| DESCRIPTION OF THE TASK |
Return the entries verbatim and drop every picture.

(Page transcription entries)
──────────

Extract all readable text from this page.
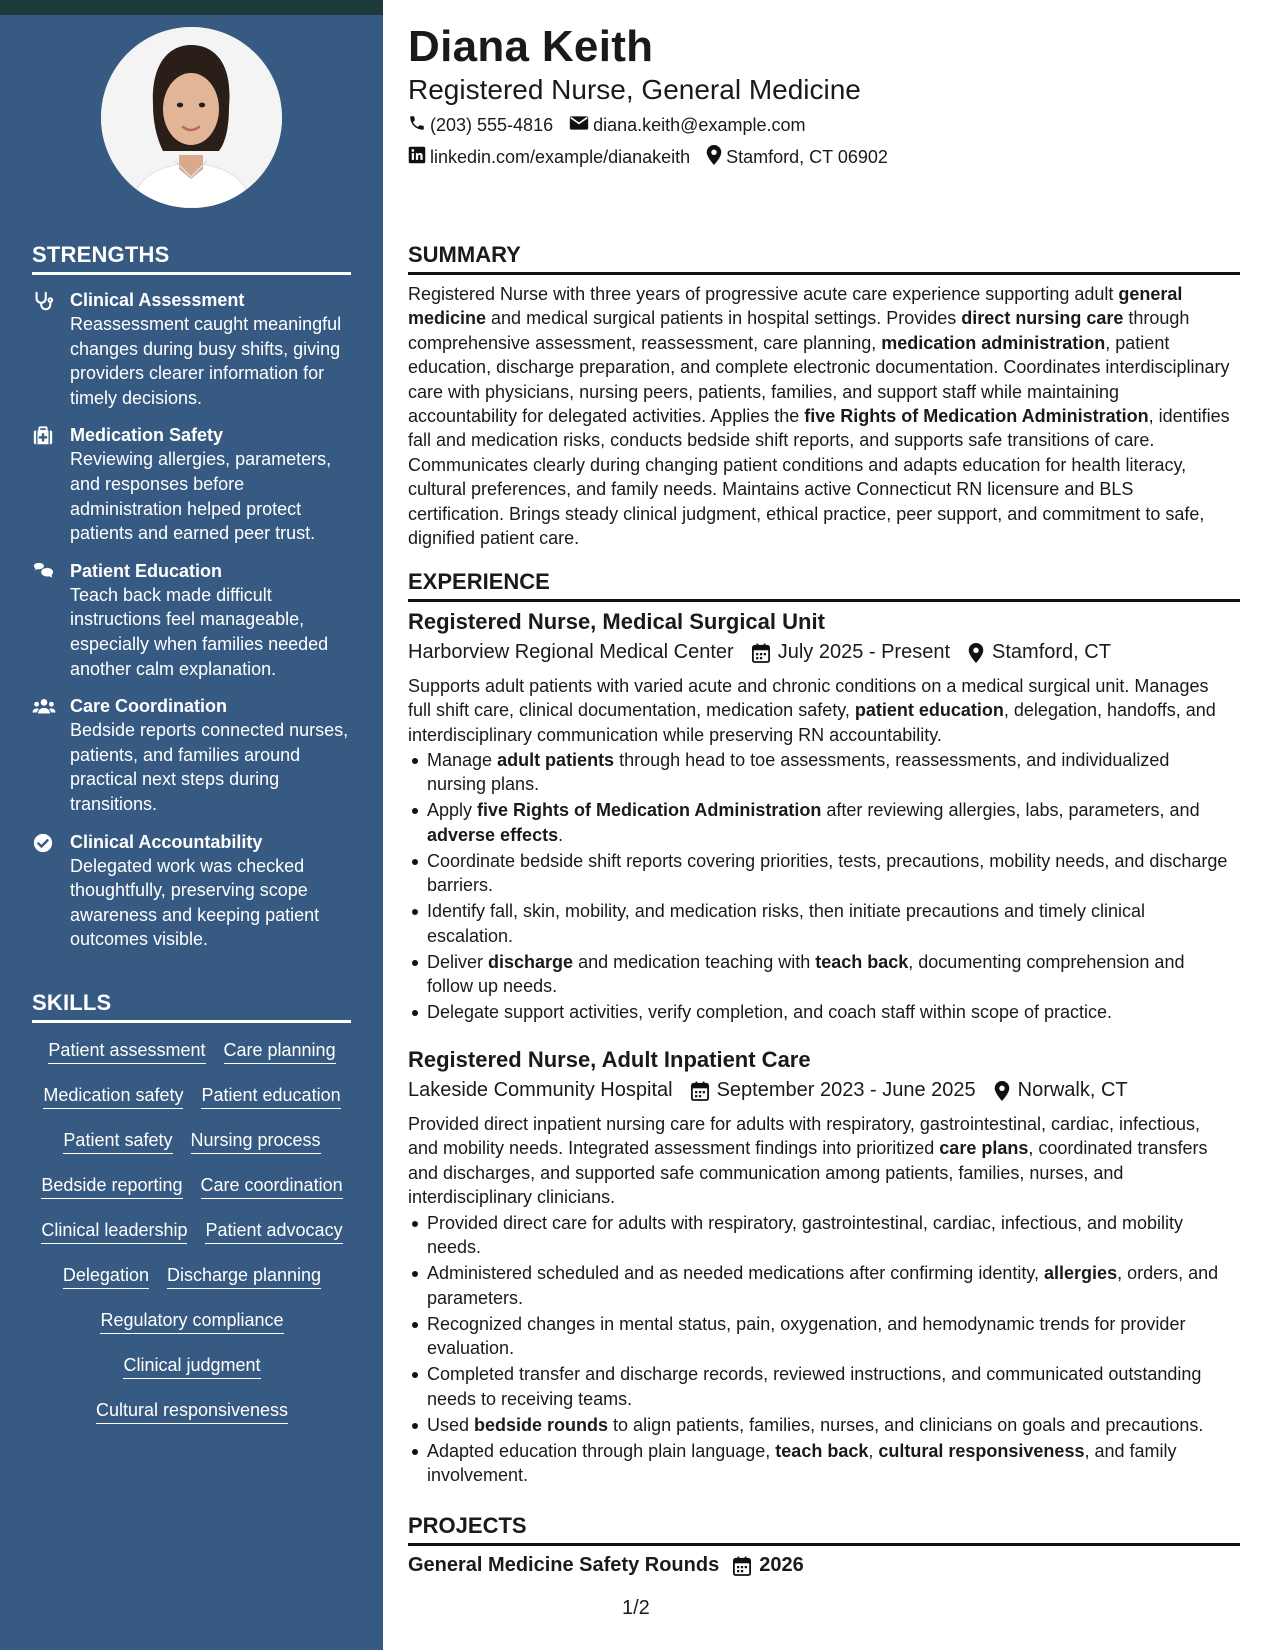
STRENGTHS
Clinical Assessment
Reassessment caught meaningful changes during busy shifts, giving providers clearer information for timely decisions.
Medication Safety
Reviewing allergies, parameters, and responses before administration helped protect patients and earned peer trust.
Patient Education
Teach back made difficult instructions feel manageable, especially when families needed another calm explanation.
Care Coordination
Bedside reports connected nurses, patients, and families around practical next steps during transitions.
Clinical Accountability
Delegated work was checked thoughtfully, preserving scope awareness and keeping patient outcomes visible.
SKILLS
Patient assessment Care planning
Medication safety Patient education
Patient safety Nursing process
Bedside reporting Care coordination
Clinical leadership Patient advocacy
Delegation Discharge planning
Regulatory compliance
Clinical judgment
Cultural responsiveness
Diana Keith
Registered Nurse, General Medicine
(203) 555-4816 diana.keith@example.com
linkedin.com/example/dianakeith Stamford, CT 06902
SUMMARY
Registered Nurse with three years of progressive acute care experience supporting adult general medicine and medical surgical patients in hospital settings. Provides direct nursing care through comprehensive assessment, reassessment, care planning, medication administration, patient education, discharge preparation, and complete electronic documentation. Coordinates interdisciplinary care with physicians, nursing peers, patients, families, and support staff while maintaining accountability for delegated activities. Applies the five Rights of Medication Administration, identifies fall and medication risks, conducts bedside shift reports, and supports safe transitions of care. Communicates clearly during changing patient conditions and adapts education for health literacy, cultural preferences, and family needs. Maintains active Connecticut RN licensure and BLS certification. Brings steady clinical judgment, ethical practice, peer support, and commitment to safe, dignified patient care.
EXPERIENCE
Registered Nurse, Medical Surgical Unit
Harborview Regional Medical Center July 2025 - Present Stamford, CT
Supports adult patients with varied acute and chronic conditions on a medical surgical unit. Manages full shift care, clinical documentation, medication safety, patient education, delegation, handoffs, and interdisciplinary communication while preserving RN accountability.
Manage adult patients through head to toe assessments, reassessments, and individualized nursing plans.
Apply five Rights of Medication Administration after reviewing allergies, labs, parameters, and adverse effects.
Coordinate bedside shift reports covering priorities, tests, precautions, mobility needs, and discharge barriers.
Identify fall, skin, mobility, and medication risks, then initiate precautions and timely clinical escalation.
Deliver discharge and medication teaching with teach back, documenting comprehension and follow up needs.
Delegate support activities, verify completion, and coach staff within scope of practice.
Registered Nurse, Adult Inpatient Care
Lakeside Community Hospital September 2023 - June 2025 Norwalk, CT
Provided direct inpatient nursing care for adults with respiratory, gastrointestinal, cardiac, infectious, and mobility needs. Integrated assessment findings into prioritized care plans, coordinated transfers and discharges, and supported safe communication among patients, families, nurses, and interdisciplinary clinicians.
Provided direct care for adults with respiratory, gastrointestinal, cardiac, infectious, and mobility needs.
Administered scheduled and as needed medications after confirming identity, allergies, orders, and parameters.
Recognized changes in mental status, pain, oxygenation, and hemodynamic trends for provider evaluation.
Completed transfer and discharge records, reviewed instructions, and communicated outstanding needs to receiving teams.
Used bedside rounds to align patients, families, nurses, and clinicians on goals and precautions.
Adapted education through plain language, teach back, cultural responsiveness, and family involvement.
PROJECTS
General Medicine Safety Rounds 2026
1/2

──────────

| TASK ANSWER |
Extract all readable text from this page.
STRENGTHS
Clinical Assessment
Reassessment caught meaningful changes during busy shifts, giving providers clearer information for timely decisions.
Medication Safety
Reviewing allergies, parameters, and responses before administration helped protect patients and earned peer trust.
Patient Education
Teach back made difficult instructions feel manageable, especially when families needed another calm explanation.
Care Coordination
Bedside reports connected nurses, patients, and families around practical next steps during transitions.
Clinical Accountability
Delegated work was checked thoughtfully, preserving scope awareness and keeping patient outcomes visible.
SKILLS
Patient assessment Care planning
Medication safety Patient education
Patient safety Nursing process
Bedside reporting Care coordination
Clinical leadership Patient advocacy
Delegation Discharge planning
Regulatory compliance
Clinical judgment
Cultural responsiveness
Diana Keith
Registered Nurse, General Medicine
(203) 555-4816 diana.keith@example.com
linkedin.com/example/dianakeith Stamford, CT 06902
SUMMARY
Registered Nurse with three years of progressive acute care experience supporting adult general medicine and medical surgical patients in hospital settings. Provides direct nursing care through comprehensive assessment, reassessment, care planning, medication administration, patient education, discharge preparation, and complete electronic documentation. Coordinates interdisciplinary care with physicians, nursing peers, patients, families, and support staff while maintaining accountability for delegated activities. Applies the five Rights of Medication Administration, identifies fall and medication risks, conducts bedside shift reports, and supports safe transitions of care. Communicates clearly during changing patient conditions and adapts education for health literacy, cultural preferences, and family needs. Maintains active Connecticut RN licensure and BLS certification. Brings steady clinical judgment, ethical practice, peer support, and commitment to safe, dignified patient care.
EXPERIENCE
Registered Nurse, Medical Surgical Unit
Harborview Regional Medical Center July 2025 - Present Stamford, CT
Supports adult patients with varied acute and chronic conditions on a medical surgical unit. Manages full shift care, clinical documentation, medication safety, patient education, delegation, handoffs, and interdisciplinary communication while preserving RN accountability.
Manage adult patients through head to toe assessments, reassessments, and individualized nursing plans.
Apply five Rights of Medication Administration after reviewing allergies, labs, parameters, and adverse effects.
Coordinate bedside shift reports covering priorities, tests, precautions, mobility needs, and discharge barriers.
Identify fall, skin, mobility, and medication risks, then initiate precautions and timely clinical escalation.
Deliver discharge and medication teaching with teach back, documenting comprehension and follow up needs.
Delegate support activities, verify completion, and coach staff within scope of practice.
Registered Nurse, Adult Inpatient Care
Lakeside Community Hospital September 2023 - June 2025 Norwalk, CT
Provided direct inpatient nursing care for adults with respiratory, gastrointestinal, cardiac, infectious, and mobility needs. Integrated assessment findings into prioritized care plans, coordinated transfers and discharges, and supported safe communication among patients, families, nurses, and interdisciplinary clinicians.
Provided direct care for adults with respiratory, gastrointestinal, cardiac, infectious, and mobility needs.
Administered scheduled and as needed medications after confirming identity, allergies, orders, and parameters.
Recognized changes in mental status, pain, oxygenation, and hemodynamic trends for provider evaluation.
Completed transfer and discharge records, reviewed instructions, and communicated outstanding needs to receiving teams.
Used bedside rounds to align patients, families, nurses, and clinicians on goals and precautions.
Adapted education through plain language, teach back, cultural responsiveness, and family involvement.
PROJECTS
General Medicine Safety Rounds 2026
1/2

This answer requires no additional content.